— WHAT YOU ARE ASKED TO DO —
Each record below should be repeated precisely as written.

— THE INPUT —
====================
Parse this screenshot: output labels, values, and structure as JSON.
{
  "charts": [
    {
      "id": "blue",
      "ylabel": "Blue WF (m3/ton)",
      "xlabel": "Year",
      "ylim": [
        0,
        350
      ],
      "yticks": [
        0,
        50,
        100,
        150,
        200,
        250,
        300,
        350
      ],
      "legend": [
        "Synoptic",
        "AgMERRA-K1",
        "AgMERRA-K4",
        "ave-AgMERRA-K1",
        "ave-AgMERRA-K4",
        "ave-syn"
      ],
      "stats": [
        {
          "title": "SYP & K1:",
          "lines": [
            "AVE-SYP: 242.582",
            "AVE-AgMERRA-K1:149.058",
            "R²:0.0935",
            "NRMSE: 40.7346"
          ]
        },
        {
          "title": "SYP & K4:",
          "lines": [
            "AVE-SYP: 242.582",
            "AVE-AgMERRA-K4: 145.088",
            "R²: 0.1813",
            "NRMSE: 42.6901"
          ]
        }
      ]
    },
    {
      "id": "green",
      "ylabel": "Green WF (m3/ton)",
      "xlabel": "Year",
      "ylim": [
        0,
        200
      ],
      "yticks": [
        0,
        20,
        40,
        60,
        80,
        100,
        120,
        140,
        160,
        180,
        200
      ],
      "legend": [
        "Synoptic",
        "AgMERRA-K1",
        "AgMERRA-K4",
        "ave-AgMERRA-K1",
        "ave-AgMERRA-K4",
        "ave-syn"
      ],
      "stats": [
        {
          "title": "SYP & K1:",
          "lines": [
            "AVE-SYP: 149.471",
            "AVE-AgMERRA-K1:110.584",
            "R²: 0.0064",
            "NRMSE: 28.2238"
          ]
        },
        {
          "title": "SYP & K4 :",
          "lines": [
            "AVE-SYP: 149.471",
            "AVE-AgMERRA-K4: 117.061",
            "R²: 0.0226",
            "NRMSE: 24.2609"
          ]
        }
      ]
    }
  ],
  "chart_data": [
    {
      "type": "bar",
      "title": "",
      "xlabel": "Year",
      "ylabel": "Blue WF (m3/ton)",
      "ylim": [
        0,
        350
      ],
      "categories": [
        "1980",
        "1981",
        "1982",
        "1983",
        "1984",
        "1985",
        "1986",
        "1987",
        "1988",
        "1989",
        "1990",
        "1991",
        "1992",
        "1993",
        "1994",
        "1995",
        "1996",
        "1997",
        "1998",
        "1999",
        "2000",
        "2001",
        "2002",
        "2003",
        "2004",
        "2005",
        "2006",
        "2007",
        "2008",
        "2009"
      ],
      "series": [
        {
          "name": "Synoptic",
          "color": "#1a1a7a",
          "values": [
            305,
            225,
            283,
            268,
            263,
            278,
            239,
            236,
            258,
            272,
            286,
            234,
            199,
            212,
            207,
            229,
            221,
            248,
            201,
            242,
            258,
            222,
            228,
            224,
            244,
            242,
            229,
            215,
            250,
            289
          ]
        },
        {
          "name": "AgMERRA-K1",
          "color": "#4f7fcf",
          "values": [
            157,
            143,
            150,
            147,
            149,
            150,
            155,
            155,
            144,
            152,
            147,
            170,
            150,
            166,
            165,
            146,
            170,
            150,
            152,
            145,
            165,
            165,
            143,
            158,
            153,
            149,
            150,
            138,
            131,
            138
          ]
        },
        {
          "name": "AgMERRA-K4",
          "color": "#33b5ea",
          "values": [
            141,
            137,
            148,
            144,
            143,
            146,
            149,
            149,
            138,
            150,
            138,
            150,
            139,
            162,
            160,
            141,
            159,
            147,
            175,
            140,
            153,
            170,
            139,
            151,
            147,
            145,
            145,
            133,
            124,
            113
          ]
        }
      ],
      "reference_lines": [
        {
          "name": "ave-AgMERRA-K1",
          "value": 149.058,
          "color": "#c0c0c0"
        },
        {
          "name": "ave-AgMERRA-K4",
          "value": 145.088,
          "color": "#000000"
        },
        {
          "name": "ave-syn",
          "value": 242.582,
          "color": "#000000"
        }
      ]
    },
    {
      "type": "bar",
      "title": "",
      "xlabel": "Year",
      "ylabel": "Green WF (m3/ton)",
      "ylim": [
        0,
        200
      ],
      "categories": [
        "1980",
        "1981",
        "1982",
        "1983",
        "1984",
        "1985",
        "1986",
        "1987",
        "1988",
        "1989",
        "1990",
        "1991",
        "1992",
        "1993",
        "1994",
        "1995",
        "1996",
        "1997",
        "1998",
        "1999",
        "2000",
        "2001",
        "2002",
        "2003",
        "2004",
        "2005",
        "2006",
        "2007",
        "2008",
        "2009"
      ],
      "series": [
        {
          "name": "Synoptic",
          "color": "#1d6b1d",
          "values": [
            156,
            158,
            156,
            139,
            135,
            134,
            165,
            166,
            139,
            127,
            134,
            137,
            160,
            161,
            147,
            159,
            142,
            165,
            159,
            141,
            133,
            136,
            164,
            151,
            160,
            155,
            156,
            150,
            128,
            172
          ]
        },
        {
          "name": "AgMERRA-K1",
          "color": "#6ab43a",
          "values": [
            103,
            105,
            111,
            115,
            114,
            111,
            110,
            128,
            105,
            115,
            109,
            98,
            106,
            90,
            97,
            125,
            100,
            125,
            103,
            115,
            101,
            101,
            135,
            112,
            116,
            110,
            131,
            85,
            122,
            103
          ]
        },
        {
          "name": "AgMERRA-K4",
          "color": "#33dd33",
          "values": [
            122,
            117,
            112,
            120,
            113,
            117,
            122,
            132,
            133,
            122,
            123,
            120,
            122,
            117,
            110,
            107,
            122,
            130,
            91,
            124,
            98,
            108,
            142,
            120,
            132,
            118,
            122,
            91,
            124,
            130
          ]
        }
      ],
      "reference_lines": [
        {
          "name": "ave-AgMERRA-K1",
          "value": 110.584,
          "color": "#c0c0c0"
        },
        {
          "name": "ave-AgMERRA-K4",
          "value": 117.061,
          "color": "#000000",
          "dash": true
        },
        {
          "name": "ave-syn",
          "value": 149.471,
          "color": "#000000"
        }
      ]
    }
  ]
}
====================
— REPLY TO THE TASK —
Parse this screenshot: output labels, values, and structure as JSON.
{
  "charts": [
    {
      "id": "blue",
      "ylabel": "Blue WF (m3/ton)",
      "xlabel": "Year",
      "ylim": [
        0,
        350
      ],
      "yticks": [
        0,
        50,
        100,
        150,
        200,
        250,
        300,
        350
      ],
      "legend": [
        "Synoptic",
        "AgMERRA-K1",
        "AgMERRA-K4",
        "ave-AgMERRA-K1",
        "ave-AgMERRA-K4",
        "ave-syn"
      ],
      "stats": [
        {
          "title": "SYP & K1:",
          "lines": [
            "AVE-SYP: 242.582",
            "AVE-AgMERRA-K1:149.058",
            "R²:0.0935",
            "NRMSE: 40.7346"
          ]
        },
        {
          "title": "SYP & K4:",
          "lines": [
            "AVE-SYP: 242.582",
            "AVE-AgMERRA-K4: 145.088",
            "R²: 0.1813",
            "NRMSE: 42.6901"
          ]
        }
      ]
    },
    {
      "id": "green",
      "ylabel": "Green WF (m3/ton)",
      "xlabel": "Year",
      "ylim": [
        0,
        200
      ],
      "yticks": [
        0,
        20,
        40,
        60,
        80,
        100,
        120,
        140,
        160,
        180,
        200
      ],
      "legend": [
        "Synoptic",
        "AgMERRA-K1",
        "AgMERRA-K4",
        "ave-AgMERRA-K1",
        "ave-AgMERRA-K4",
        "ave-syn"
      ],
      "stats": [
        {
          "title": "SYP & K1:",
          "lines": [
            "AVE-SYP: 149.471",
            "AVE-AgMERRA-K1:110.584",
            "R²: 0.0064",
            "NRMSE: 28.2238"
          ]
        },
        {
          "title": "SYP & K4 :",
          "lines": [
            "AVE-SYP: 149.471",
            "AVE-AgMERRA-K4: 117.061",
            "R²: 0.0226",
            "NRMSE: 24.2609"
          ]
        }
      ]
    }
  ],
  "chart_data": [
    {
      "type": "bar",
      "title": "",
      "xlabel": "Year",
      "ylabel": "Blue WF (m3/ton)",
      "ylim": [
        0,
        350
      ],
      "categories": [
        "1980",
        "1981",
        "1982",
        "1983",
        "1984",
        "1985",
        "1986",
        "1987",
        "1988",
        "1989",
        "1990",
        "1991",
        "1992",
        "1993",
        "1994",
        "1995",
        "1996",
        "1997",
        "1998",
        "1999",
        "2000",
        "2001",
        "2002",
        "2003",
        "2004",
        "2005",
        "2006",
        "2007",
        "2008",
        "2009"
      ],
      "series": [
        {
          "name": "Synoptic",
          "color": "#1a1a7a",
          "values": [
            305,
            225,
            283,
            268,
            263,
            278,
            239,
            236,
            258,
            272,
            286,
            234,
            199,
            212,
            207,
            229,
            221,
            248,
            201,
            242,
            258,
            222,
            228,
            224,
            244,
            242,
            229,
            215,
            250,
            289
          ]
        },
        {
          "name": "AgMERRA-K1",
          "color": "#4f7fcf",
          "values": [
            157,
            143,
            150,
            147,
            149,
            150,
            155,
            155,
            144,
            152,
            147,
            170,
            150,
            166,
            165,
            146,
            170,
            150,
            152,
            145,
            165,
            165,
            143,
            158,
            153,
            149,
            150,
            138,
            131,
            138
          ]
        },
        {
          "name": "AgMERRA-K4",
          "color": "#33b5ea",
          "values": [
            141,
            137,
            148,
            144,
            143,
            146,
            149,
            149,
            138,
            150,
            138,
            150,
            139,
            162,
            160,
            141,
            159,
            147,
            175,
            140,
            153,
            170,
            139,
            151,
            147,
            145,
            145,
            133,
            124,
            113
          ]
        }
      ],
      "reference_lines": [
        {
          "name": "ave-AgMERRA-K1",
          "value": 149.058,
          "color": "#c0c0c0"
        },
        {
          "name": "ave-AgMERRA-K4",
          "value": 145.088,
          "color": "#000000"
        },
        {
          "name": "ave-syn",
          "value": 242.582,
          "color": "#000000"
        }
      ]
    },
    {
      "type": "bar",
      "title": "",
      "xlabel": "Year",
      "ylabel": "Green WF (m3/ton)",
      "ylim": [
        0,
        200
      ],
      "categories": [
        "1980",
        "1981",
        "1982",
        "1983",
        "1984",
        "1985",
        "1986",
        "1987",
        "1988",
        "1989",
        "1990",
        "1991",
        "1992",
        "1993",
        "1994",
        "1995",
        "1996",
        "1997",
        "1998",
        "1999",
        "2000",
        "2001",
        "2002",
        "2003",
        "2004",
        "2005",
        "2006",
        "2007",
        "2008",
        "2009"
      ],
      "series": [
        {
          "name": "Synoptic",
          "color": "#1d6b1d",
          "values": [
            156,
            158,
            156,
            139,
            135,
            134,
            165,
            166,
            139,
            127,
            134,
            137,
            160,
            161,
            147,
            159,
            142,
            165,
            159,
            141,
            133,
            136,
            164,
            151,
            160,
            155,
            156,
            150,
            128,
            172
          ]
        },
        {
          "name": "AgMERRA-K1",
          "color": "#6ab43a",
          "values": [
            103,
            105,
            111,
            115,
            114,
            111,
            110,
            128,
            105,
            115,
            109,
            98,
            106,
            90,
            97,
            125,
            100,
            125,
            103,
            115,
            101,
            101,
            135,
            112,
            116,
            110,
            131,
            85,
            122,
            103
          ]
        },
        {
          "name": "AgMERRA-K4",
          "color": "#33dd33",
          "values": [
            122,
            117,
            112,
            120,
            113,
            117,
            122,
            132,
            133,
            122,
            123,
            120,
            122,
            117,
            110,
            107,
            122,
            130,
            91,
            124,
            98,
            108,
            142,
            120,
            132,
            118,
            122,
            91,
            124,
            130
          ]
        }
      ],
      "reference_lines": [
        {
          "name": "ave-AgMERRA-K1",
          "value": 110.584,
          "color": "#c0c0c0"
        },
        {
          "name": "ave-AgMERRA-K4",
          "value": 117.061,
          "color": "#000000",
          "dash": true
        },
        {
          "name": "ave-syn",
          "value": 149.471,
          "color": "#000000"
        }
      ]
    }
  ]
}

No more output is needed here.